• Information provided
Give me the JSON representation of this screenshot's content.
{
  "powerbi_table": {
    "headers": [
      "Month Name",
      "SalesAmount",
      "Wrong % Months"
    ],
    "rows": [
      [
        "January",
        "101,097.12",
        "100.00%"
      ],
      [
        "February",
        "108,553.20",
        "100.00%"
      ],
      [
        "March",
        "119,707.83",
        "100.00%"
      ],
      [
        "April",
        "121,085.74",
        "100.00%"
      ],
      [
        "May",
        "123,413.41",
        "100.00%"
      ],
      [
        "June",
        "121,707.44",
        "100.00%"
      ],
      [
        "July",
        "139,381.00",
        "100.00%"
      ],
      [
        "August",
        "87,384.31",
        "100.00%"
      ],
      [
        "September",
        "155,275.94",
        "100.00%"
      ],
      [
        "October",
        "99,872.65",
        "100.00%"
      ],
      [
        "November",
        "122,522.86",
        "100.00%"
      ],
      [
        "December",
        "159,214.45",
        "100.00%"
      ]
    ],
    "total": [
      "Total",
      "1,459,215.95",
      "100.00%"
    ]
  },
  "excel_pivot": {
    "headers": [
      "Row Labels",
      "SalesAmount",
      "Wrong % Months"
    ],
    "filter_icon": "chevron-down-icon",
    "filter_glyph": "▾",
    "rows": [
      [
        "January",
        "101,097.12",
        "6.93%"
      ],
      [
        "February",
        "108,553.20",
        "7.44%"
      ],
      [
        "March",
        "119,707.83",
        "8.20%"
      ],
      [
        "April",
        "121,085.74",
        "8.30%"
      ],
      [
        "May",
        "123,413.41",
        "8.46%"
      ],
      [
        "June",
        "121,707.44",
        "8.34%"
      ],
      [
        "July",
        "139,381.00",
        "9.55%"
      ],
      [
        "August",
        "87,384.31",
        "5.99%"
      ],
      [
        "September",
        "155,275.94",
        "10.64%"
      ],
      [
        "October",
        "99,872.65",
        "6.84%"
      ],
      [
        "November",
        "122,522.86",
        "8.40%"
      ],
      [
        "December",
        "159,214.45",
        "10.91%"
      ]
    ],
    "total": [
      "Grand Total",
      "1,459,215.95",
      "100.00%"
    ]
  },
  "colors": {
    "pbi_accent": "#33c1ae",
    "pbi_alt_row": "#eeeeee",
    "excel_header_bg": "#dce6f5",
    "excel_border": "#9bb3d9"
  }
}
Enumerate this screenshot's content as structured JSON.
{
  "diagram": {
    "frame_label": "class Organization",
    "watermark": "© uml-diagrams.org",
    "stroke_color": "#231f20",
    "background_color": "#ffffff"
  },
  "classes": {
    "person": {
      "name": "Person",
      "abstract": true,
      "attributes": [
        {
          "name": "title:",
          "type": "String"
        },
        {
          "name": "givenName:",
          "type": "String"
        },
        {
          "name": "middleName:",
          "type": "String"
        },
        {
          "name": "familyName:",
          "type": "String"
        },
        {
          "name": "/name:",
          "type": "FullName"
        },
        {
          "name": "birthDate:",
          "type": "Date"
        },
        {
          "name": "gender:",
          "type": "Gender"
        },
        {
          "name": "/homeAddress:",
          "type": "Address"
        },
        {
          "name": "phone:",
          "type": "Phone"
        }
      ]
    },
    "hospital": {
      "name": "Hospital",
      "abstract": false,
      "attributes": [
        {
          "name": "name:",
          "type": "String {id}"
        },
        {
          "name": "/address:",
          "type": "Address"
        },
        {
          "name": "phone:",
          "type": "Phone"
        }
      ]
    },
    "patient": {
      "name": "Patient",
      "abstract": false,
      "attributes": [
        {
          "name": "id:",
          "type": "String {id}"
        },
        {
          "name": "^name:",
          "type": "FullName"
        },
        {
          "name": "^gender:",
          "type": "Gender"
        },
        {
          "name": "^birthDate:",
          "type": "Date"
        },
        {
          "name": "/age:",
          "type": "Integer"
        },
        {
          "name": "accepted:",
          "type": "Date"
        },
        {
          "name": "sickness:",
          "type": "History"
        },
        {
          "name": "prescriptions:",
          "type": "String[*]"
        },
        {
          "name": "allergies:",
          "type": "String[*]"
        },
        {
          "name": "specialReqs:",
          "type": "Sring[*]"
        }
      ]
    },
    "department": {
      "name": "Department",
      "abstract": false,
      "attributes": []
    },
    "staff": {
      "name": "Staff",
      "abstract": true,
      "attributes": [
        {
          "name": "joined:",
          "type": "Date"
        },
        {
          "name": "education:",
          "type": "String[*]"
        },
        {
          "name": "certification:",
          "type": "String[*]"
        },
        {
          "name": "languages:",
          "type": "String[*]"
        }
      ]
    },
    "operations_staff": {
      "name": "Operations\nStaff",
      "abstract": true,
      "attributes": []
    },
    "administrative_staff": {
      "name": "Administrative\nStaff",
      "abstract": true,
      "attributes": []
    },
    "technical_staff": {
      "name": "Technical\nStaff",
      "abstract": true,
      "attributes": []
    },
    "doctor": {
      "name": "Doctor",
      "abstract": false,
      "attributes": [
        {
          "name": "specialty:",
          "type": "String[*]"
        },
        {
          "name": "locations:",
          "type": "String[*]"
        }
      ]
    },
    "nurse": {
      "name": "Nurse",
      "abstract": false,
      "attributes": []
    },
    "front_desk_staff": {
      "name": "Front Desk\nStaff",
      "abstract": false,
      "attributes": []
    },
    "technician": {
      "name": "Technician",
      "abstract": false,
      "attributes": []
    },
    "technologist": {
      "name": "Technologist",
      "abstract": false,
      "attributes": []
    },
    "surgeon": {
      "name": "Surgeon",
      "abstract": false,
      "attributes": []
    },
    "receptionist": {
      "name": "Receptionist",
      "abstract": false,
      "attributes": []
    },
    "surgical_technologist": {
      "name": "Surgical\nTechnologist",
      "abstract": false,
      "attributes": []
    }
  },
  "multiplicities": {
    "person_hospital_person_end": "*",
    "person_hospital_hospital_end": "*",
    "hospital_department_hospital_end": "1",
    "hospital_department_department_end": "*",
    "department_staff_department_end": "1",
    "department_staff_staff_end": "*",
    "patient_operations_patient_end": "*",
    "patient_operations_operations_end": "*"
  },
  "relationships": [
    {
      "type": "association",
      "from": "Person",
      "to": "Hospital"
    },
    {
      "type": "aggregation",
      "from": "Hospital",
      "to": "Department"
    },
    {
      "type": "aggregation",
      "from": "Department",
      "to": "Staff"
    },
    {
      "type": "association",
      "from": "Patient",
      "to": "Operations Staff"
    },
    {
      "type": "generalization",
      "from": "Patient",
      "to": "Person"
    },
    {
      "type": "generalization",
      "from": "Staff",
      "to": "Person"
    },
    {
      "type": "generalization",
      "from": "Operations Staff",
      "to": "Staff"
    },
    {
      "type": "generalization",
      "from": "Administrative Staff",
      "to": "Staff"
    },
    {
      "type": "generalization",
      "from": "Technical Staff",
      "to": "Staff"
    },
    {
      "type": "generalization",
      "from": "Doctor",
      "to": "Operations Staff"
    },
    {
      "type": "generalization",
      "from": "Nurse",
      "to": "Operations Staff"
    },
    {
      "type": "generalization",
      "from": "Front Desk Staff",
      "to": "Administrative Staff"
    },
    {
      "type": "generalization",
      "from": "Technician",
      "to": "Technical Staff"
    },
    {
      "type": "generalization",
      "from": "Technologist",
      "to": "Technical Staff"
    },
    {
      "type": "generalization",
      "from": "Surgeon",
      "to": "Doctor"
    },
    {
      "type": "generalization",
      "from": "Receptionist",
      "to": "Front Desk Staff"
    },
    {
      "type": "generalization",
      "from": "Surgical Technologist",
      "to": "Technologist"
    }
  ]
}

• Problem description
Please reproduce all of the entries exactly as they stand.

• Response
Give me the JSON representation of this screenshot's content.
{
  "powerbi_table": {
    "headers": [
      "Month Name",
      "SalesAmount",
      "Wrong % Months"
    ],
    "rows": [
      [
        "January",
        "101,097.12",
        "100.00%"
      ],
      [
        "February",
        "108,553.20",
        "100.00%"
      ],
      [
        "March",
        "119,707.83",
        "100.00%"
      ],
      [
        "April",
        "121,085.74",
        "100.00%"
      ],
      [
        "May",
        "123,413.41",
        "100.00%"
      ],
      [
        "June",
        "121,707.44",
        "100.00%"
      ],
      [
        "July",
        "139,381.00",
        "100.00%"
      ],
      [
        "August",
        "87,384.31",
        "100.00%"
      ],
      [
        "September",
        "155,275.94",
        "100.00%"
      ],
      [
        "October",
        "99,872.65",
        "100.00%"
      ],
      [
        "November",
        "122,522.86",
        "100.00%"
      ],
      [
        "December",
        "159,214.45",
        "100.00%"
      ]
    ],
    "total": [
      "Total",
      "1,459,215.95",
      "100.00%"
    ]
  },
  "excel_pivot": {
    "headers": [
      "Row Labels",
      "SalesAmount",
      "Wrong % Months"
    ],
    "filter_icon": "chevron-down-icon",
    "filter_glyph": "▾",
    "rows": [
      [
        "January",
        "101,097.12",
        "6.93%"
      ],
      [
        "February",
        "108,553.20",
        "7.44%"
      ],
      [
        "March",
        "119,707.83",
        "8.20%"
      ],
      [
        "April",
        "121,085.74",
        "8.30%"
      ],
      [
        "May",
        "123,413.41",
        "8.46%"
      ],
      [
        "June",
        "121,707.44",
        "8.34%"
      ],
      [
        "July",
        "139,381.00",
        "9.55%"
      ],
      [
        "August",
        "87,384.31",
        "5.99%"
      ],
      [
        "September",
        "155,275.94",
        "10.64%"
      ],
      [
        "October",
        "99,872.65",
        "6.84%"
      ],
      [
        "November",
        "122,522.86",
        "8.40%"
      ],
      [
        "December",
        "159,214.45",
        "10.91%"
      ]
    ],
    "total": [
      "Grand Total",
      "1,459,215.95",
      "100.00%"
    ]
  },
  "colors": {
    "pbi_accent": "#33c1ae",
    "pbi_alt_row": "#eeeeee",
    "excel_header_bg": "#dce6f5",
    "excel_border": "#9bb3d9"
  }
}
Enumerate this screenshot's content as structured JSON.
{
  "diagram": {
    "frame_label": "class Organization",
    "watermark": "© uml-diagrams.org",
    "stroke_color": "#231f20",
    "background_color": "#ffffff"
  },
  "classes": {
    "person": {
      "name": "Person",
      "abstract": true,
      "attributes": [
        {
          "name": "title:",
          "type": "String"
        },
        {
          "name": "givenName:",
          "type": "String"
        },
        {
          "name": "middleName:",
          "type": "String"
        },
        {
          "name": "familyName:",
          "type": "String"
        },
        {
          "name": "/name:",
          "type": "FullName"
        },
        {
          "name": "birthDate:",
          "type": "Date"
        },
        {
          "name": "gender:",
          "type": "Gender"
        },
        {
          "name": "/homeAddress:",
          "type": "Address"
        },
        {
          "name": "phone:",
          "type": "Phone"
        }
      ]
    },
    "hospital": {
      "name": "Hospital",
      "abstract": false,
      "attributes": [
        {
          "name": "name:",
          "type": "String {id}"
        },
        {
          "name": "/address:",
          "type": "Address"
        },
        {
          "name": "phone:",
          "type": "Phone"
        }
      ]
    },
    "patient": {
      "name": "Patient",
      "abstract": false,
      "attributes": [
        {
          "name": "id:",
          "type": "String {id}"
        },
        {
          "name": "^name:",
          "type": "FullName"
        },
        {
          "name": "^gender:",
          "type": "Gender"
        },
        {
          "name": "^birthDate:",
          "type": "Date"
        },
        {
          "name": "/age:",
          "type": "Integer"
        },
        {
          "name": "accepted:",
          "type": "Date"
        },
        {
          "name": "sickness:",
          "type": "History"
        },
        {
          "name": "prescriptions:",
          "type": "String[*]"
        },
        {
          "name": "allergies:",
          "type": "String[*]"
        },
        {
          "name": "specialReqs:",
          "type": "Sring[*]"
        }
      ]
    },
    "department": {
      "name": "Department",
      "abstract": false,
      "attributes": []
    },
    "staff": {
      "name": "Staff",
      "abstract": true,
      "attributes": [
        {
          "name": "joined:",
          "type": "Date"
        },
        {
          "name": "education:",
          "type": "String[*]"
        },
        {
          "name": "certification:",
          "type": "String[*]"
        },
        {
          "name": "languages:",
          "type": "String[*]"
        }
      ]
    },
    "operations_staff": {
      "name": "Operations\nStaff",
      "abstract": true,
      "attributes": []
    },
    "administrative_staff": {
      "name": "Administrative\nStaff",
      "abstract": true,
      "attributes": []
    },
    "technical_staff": {
      "name": "Technical\nStaff",
      "abstract": true,
      "attributes": []
    },
    "doctor": {
      "name": "Doctor",
      "abstract": false,
      "attributes": [
        {
          "name": "specialty:",
          "type": "String[*]"
        },
        {
          "name": "locations:",
          "type": "String[*]"
        }
      ]
    },
    "nurse": {
      "name": "Nurse",
      "abstract": false,
      "attributes": []
    },
    "front_desk_staff": {
      "name": "Front Desk\nStaff",
      "abstract": false,
      "attributes": []
    },
    "technician": {
      "name": "Technician",
      "abstract": false,
      "attributes": []
    },
    "technologist": {
      "name": "Technologist",
      "abstract": false,
      "attributes": []
    },
    "surgeon": {
      "name": "Surgeon",
      "abstract": false,
      "attributes": []
    },
    "receptionist": {
      "name": "Receptionist",
      "abstract": false,
      "attributes": []
    },
    "surgical_technologist": {
      "name": "Surgical\nTechnologist",
      "abstract": false,
      "attributes": []
    }
  },
  "multiplicities": {
    "person_hospital_person_end": "*",
    "person_hospital_hospital_end": "*",
    "hospital_department_hospital_end": "1",
    "hospital_department_department_end": "*",
    "department_staff_department_end": "1",
    "department_staff_staff_end": "*",
    "patient_operations_patient_end": "*",
    "patient_operations_operations_end": "*"
  },
  "relationships": [
    {
      "type": "association",
      "from": "Person",
      "to": "Hospital"
    },
    {
      "type": "aggregation",
      "from": "Hospital",
      "to": "Department"
    },
    {
      "type": "aggregation",
      "from": "Department",
      "to": "Staff"
    },
    {
      "type": "association",
      "from": "Patient",
      "to": "Operations Staff"
    },
    {
      "type": "generalization",
      "from": "Patient",
      "to": "Person"
    },
    {
      "type": "generalization",
      "from": "Staff",
      "to": "Person"
    },
    {
      "type": "generalization",
      "from": "Operations Staff",
      "to": "Staff"
    },
    {
      "type": "generalization",
      "from": "Administrative Staff",
      "to": "Staff"
    },
    {
      "type": "generalization",
      "from": "Technical Staff",
      "to": "Staff"
    },
    {
      "type": "generalization",
      "from": "Doctor",
      "to": "Operations Staff"
    },
    {
      "type": "generalization",
      "from": "Nurse",
      "to": "Operations Staff"
    },
    {
      "type": "generalization",
      "from": "Front Desk Staff",
      "to": "Administrative Staff"
    },
    {
      "type": "generalization",
      "from": "Technician",
      "to": "Technical Staff"
    },
    {
      "type": "generalization",
      "from": "Technologist",
      "to": "Technical Staff"
    },
    {
      "type": "generalization",
      "from": "Surgeon",
      "to": "Doctor"
    },
    {
      "type": "generalization",
      "from": "Receptionist",
      "to": "Front Desk Staff"
    },
    {
      "type": "generalization",
      "from": "Surgical Technologist",
      "to": "Technologist"
    }
  ]
}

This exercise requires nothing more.